- THE EXERCISE -
Could you print every record below exactly as it appears?

- TASK DATA -
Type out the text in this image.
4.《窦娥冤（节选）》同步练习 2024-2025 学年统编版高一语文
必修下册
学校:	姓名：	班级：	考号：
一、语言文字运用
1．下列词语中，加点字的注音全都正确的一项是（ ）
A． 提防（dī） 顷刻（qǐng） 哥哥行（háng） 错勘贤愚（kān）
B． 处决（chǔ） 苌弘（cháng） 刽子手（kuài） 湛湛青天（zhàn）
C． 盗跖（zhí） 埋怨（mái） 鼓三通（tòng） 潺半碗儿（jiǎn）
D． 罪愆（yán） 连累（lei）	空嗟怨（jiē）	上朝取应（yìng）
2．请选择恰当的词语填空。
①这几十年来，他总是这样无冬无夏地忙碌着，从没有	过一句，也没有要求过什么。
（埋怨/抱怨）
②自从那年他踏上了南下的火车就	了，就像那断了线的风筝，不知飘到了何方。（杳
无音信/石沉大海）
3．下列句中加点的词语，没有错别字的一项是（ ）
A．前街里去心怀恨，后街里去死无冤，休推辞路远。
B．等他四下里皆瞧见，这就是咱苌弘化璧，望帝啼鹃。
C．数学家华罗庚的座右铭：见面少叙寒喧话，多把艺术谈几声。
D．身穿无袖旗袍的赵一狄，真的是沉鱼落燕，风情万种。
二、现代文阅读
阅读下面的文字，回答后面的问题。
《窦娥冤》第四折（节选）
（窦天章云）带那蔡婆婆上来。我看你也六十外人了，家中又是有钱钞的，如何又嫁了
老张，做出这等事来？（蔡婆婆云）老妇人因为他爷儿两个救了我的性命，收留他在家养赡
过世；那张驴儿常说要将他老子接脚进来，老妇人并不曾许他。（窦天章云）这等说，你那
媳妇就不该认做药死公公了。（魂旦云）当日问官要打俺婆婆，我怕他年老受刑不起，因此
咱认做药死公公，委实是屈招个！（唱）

- SOLUTION TO THE PROBLEM -
Type out the text in this image.
4.《窦娥冤（节选）》同步练习 2024-2025 学年统编版高一语文
必修下册
学校:	姓名：	班级：	考号：
一、语言文字运用
1．下列词语中，加点字的注音全都正确的一项是（ ）
A． 提防（dī） 顷刻（qǐng） 哥哥行（háng） 错勘贤愚（kān）
B． 处决（chǔ） 苌弘（cháng） 刽子手（kuài） 湛湛青天（zhàn）
C． 盗跖（zhí） 埋怨（mái） 鼓三通（tòng） 潺半碗儿（jiǎn）
D． 罪愆（yán） 连累（lei）	空嗟怨（jiē）	上朝取应（yìng）
2．请选择恰当的词语填空。
①这几十年来，他总是这样无冬无夏地忙碌着，从没有	过一句，也没有要求过什么。
（埋怨/抱怨）
②自从那年他踏上了南下的火车就	了，就像那断了线的风筝，不知飘到了何方。（杳
无音信/石沉大海）
3．下列句中加点的词语，没有错别字的一项是（ ）
A．前街里去心怀恨，后街里去死无冤，休推辞路远。
B．等他四下里皆瞧见，这就是咱苌弘化璧，望帝啼鹃。
C．数学家华罗庚的座右铭：见面少叙寒喧话，多把艺术谈几声。
D．身穿无袖旗袍的赵一狄，真的是沉鱼落燕，风情万种。
二、现代文阅读
阅读下面的文字，回答后面的问题。
《窦娥冤》第四折（节选）
（窦天章云）带那蔡婆婆上来。我看你也六十外人了，家中又是有钱钞的，如何又嫁了
老张，做出这等事来？（蔡婆婆云）老妇人因为他爷儿两个救了我的性命，收留他在家养赡
过世；那张驴儿常说要将他老子接脚进来，老妇人并不曾许他。（窦天章云）这等说，你那
媳妇就不该认做药死公公了。（魂旦云）当日问官要打俺婆婆，我怕他年老受刑不起，因此
咱认做药死公公，委实是屈招个！（唱）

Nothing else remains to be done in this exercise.